[SHORT PROBLEM 1] Condense the paragraph beginning "Burrell, the president of the Walmart Foundation" in the article on the OMB nominee's hearing into a short bulleted list of its main facts.
[SHORT PROBLEM 2] List every date or year mentioned in the article on the OMB nominee's hearing.

:: TEXT SHOWN ::

OMB nominee gets easy first hearing

Sylvia Matthews Burwell - Photo Courtesy of the Walmart Foundation

Sylvia Mathews Burrell, the nominee to take over as director of the Office of Management and Budget, had a congenial confirmation hearing in front of the Senate Homeland Security and Government Affairs Committee on April 9.

Burrell, the president of the Walmart Foundation, served as deputy OMB director from 1998 to 2001. She appeared to have bipartisan support from the committee, engaging in pleasant conversation and fielding generally easy questions.

"To be head of the Office of Management and Budget at this particular time in our nation's history is an extraordinary position," said Sen. Jay Rockefeller (D-W.Va.) in introducing the nominee. "We're going to be debating the best course for our country's future. It's going to take the wise, wise hand."

"There must be some character flaw that she wants the job, but other than that I think that she is very well qualified," said Sen. John McCain, (R-Ariz.). "This is an excellent choice and I wish her well. Maybe before she leaves she could get us some discounts at Wal-Mart."

:::
:: ENTRIES SHOWN ::

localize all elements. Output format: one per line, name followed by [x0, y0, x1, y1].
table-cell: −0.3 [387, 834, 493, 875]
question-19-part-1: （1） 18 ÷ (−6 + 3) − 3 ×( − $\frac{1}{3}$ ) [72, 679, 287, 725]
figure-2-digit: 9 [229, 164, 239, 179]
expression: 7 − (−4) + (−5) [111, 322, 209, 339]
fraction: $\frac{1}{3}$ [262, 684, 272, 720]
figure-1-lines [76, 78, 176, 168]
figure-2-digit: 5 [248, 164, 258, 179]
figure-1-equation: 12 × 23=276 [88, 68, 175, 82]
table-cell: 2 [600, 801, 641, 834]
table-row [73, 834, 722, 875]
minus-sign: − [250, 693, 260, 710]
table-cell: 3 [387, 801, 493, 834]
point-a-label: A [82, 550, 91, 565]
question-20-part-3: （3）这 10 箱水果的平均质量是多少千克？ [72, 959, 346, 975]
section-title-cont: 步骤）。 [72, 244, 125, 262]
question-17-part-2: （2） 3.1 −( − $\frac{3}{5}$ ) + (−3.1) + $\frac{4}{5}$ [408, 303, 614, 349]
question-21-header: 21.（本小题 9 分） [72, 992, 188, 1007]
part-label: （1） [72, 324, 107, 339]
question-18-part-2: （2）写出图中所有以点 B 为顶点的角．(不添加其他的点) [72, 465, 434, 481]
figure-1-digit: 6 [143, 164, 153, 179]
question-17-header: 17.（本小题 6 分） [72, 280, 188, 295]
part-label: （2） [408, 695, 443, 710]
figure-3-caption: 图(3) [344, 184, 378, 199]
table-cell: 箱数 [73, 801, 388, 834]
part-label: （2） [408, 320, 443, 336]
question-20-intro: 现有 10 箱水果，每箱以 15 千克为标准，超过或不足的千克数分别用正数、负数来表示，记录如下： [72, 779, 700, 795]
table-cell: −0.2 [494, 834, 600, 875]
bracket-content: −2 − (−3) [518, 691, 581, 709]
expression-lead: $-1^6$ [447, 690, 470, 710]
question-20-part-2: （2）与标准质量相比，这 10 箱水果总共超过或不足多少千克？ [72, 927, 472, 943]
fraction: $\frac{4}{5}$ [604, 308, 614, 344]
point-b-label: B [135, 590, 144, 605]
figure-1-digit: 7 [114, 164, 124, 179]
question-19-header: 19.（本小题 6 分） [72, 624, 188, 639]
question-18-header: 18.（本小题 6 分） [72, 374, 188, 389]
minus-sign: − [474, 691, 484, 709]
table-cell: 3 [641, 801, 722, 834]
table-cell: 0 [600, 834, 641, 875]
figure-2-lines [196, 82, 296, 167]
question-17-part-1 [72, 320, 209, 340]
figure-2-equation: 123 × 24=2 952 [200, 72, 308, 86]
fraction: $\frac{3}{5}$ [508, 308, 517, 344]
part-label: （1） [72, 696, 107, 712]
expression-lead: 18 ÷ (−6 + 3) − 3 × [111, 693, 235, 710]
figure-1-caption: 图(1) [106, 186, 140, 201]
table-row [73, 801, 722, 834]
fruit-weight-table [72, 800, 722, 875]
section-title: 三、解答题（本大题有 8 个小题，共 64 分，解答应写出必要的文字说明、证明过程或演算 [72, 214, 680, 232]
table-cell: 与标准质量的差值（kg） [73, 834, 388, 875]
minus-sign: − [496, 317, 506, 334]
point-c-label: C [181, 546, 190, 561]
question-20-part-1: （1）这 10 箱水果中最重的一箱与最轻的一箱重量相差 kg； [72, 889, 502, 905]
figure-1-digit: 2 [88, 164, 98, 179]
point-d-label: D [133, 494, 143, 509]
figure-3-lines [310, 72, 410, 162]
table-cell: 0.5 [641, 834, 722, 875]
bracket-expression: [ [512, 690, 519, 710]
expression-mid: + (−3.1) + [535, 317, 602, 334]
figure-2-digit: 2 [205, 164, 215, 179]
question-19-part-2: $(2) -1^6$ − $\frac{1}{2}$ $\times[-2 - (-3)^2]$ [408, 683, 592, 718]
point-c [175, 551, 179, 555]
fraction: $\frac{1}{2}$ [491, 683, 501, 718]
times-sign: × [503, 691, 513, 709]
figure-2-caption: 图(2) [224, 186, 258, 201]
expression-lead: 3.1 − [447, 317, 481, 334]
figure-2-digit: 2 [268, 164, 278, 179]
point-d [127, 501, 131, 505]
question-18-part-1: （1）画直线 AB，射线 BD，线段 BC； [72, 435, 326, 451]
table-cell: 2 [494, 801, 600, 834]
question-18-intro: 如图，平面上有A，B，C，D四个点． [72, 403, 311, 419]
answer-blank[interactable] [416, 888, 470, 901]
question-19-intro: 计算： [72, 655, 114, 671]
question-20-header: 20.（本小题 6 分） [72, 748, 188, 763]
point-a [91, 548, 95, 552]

:::

[CORRECT RESPONSE 1]
- Burrell is the president of the Walmart Foundation.
- She was deputy OMB director from 1998 to 2001.
- She appeared to have bipartisan support from the committee.
- She engaged in pleasant conversation and fielded generally easy questions.

[CORRECT RESPONSE 2]
- April 9
- 1998
- 2001